Data excerpts
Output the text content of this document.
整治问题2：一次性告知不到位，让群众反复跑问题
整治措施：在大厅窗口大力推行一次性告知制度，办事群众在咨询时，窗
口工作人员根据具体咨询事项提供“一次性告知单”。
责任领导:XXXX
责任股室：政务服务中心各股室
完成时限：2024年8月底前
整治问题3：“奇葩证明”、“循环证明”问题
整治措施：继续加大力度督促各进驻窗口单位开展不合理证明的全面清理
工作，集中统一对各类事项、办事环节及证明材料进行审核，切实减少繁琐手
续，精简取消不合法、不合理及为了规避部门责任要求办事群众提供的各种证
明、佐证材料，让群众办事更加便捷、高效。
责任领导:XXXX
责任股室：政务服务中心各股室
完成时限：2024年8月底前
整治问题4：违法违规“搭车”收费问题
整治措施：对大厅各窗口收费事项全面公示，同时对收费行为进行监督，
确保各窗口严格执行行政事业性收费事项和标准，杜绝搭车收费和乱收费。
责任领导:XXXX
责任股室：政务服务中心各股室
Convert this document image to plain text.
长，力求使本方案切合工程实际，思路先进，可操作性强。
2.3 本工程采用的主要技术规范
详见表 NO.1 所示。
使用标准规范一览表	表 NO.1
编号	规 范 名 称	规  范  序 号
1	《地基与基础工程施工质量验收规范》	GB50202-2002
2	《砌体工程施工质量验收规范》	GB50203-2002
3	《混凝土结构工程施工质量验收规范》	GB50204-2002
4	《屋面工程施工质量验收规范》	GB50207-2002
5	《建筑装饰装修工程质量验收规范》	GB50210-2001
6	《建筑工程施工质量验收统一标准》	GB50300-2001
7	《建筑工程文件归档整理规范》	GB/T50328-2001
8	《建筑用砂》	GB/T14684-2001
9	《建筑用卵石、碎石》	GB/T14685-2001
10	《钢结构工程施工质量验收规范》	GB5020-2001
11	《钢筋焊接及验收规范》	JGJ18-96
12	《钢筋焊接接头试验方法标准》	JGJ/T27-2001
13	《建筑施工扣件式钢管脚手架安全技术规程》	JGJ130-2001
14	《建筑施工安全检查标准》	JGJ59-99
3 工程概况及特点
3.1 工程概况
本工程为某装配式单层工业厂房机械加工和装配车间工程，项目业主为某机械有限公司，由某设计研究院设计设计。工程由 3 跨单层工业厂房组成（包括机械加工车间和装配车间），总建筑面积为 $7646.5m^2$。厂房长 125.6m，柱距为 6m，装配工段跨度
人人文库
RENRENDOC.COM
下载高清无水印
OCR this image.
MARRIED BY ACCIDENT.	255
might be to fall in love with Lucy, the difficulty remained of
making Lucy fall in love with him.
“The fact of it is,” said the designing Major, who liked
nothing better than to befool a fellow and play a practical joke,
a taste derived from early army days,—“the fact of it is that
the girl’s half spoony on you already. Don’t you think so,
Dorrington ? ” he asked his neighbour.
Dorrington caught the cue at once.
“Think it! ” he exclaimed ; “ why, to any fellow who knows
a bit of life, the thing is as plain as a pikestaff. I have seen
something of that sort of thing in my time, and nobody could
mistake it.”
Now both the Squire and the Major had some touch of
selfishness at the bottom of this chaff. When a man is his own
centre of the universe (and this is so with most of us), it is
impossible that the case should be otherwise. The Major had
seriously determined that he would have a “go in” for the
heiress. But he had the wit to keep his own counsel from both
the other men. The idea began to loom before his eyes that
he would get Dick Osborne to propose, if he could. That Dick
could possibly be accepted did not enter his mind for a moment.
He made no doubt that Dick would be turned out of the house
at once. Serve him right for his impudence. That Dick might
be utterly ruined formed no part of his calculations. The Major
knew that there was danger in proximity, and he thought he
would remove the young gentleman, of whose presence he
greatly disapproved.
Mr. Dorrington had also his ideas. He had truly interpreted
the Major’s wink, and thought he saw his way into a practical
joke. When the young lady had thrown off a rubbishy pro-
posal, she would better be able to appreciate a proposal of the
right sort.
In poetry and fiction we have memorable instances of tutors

• _Instructions for the task_
All of the data above should be transcribed exactly.

• _Response to the exercise_
Output the text content of this document.
整治问题2：一次性告知不到位，让群众反复跑问题
整治措施：在大厅窗口大力推行一次性告知制度，办事群众在咨询时，窗
口工作人员根据具体咨询事项提供“一次性告知单”。
责任领导:XXXX
责任股室：政务服务中心各股室
完成时限：2024年8月底前
整治问题3：“奇葩证明”、“循环证明”问题
整治措施：继续加大力度督促各进驻窗口单位开展不合理证明的全面清理
工作，集中统一对各类事项、办事环节及证明材料进行审核，切实减少繁琐手
续，精简取消不合法、不合理及为了规避部门责任要求办事群众提供的各种证
明、佐证材料，让群众办事更加便捷、高效。
责任领导:XXXX
责任股室：政务服务中心各股室
完成时限：2024年8月底前
整治问题4：违法违规“搭车”收费问题
整治措施：对大厅各窗口收费事项全面公示，同时对收费行为进行监督，
确保各窗口严格执行行政事业性收费事项和标准，杜绝搭车收费和乱收费。
责任领导:XXXX
责任股室：政务服务中心各股室
Convert this document image to plain text.
长，力求使本方案切合工程实际，思路先进，可操作性强。
2.3 本工程采用的主要技术规范
详见表 NO.1 所示。
使用标准规范一览表	表 NO.1
编号	规 范 名 称	规  范  序 号
1	《地基与基础工程施工质量验收规范》	GB50202-2002
2	《砌体工程施工质量验收规范》	GB50203-2002
3	《混凝土结构工程施工质量验收规范》	GB50204-2002
4	《屋面工程施工质量验收规范》	GB50207-2002
5	《建筑装饰装修工程质量验收规范》	GB50210-2001
6	《建筑工程施工质量验收统一标准》	GB50300-2001
7	《建筑工程文件归档整理规范》	GB/T50328-2001
8	《建筑用砂》	GB/T14684-2001
9	《建筑用卵石、碎石》	GB/T14685-2001
10	《钢结构工程施工质量验收规范》	GB5020-2001
11	《钢筋焊接及验收规范》	JGJ18-96
12	《钢筋焊接接头试验方法标准》	JGJ/T27-2001
13	《建筑施工扣件式钢管脚手架安全技术规程》	JGJ130-2001
14	《建筑施工安全检查标准》	JGJ59-99
3 工程概况及特点
3.1 工程概况
本工程为某装配式单层工业厂房机械加工和装配车间工程，项目业主为某机械有限公司，由某设计研究院设计设计。工程由 3 跨单层工业厂房组成（包括机械加工车间和装配车间），总建筑面积为 $7646.5m^2$。厂房长 125.6m，柱距为 6m，装配工段跨度
人人文库
RENRENDOC.COM
下载高清无水印
OCR this image.
MARRIED BY ACCIDENT.	255
might be to fall in love with Lucy, the difficulty remained of
making Lucy fall in love with him.
“The fact of it is,” said the designing Major, who liked
nothing better than to befool a fellow and play a practical joke,
a taste derived from early army days,—“the fact of it is that
the girl’s half spoony on you already. Don’t you think so,
Dorrington ? ” he asked his neighbour.
Dorrington caught the cue at once.
“Think it! ” he exclaimed ; “ why, to any fellow who knows
a bit of life, the thing is as plain as a pikestaff. I have seen
something of that sort of thing in my time, and nobody could
mistake it.”
Now both the Squire and the Major had some touch of
selfishness at the bottom of this chaff. When a man is his own
centre of the universe (and this is so with most of us), it is
impossible that the case should be otherwise. The Major had
seriously determined that he would have a “go in” for the
heiress. But he had the wit to keep his own counsel from both
the other men. The idea began to loom before his eyes that
he would get Dick Osborne to propose, if he could. That Dick
could possibly be accepted did not enter his mind for a moment.
He made no doubt that Dick would be turned out of the house
at once. Serve him right for his impudence. That Dick might
be utterly ruined formed no part of his calculations. The Major
knew that there was danger in proximity, and he thought he
would remove the young gentleman, of whose presence he
greatly disapproved.
Mr. Dorrington had also his ideas. He had truly interpreted
the Major’s wink, and thought he saw his way into a practical
joke. When the young lady had thrown off a rubbishy pro-
posal, she would better be able to appreciate a proposal of the
right sort.
In poetry and fiction we have memorable instances of tutors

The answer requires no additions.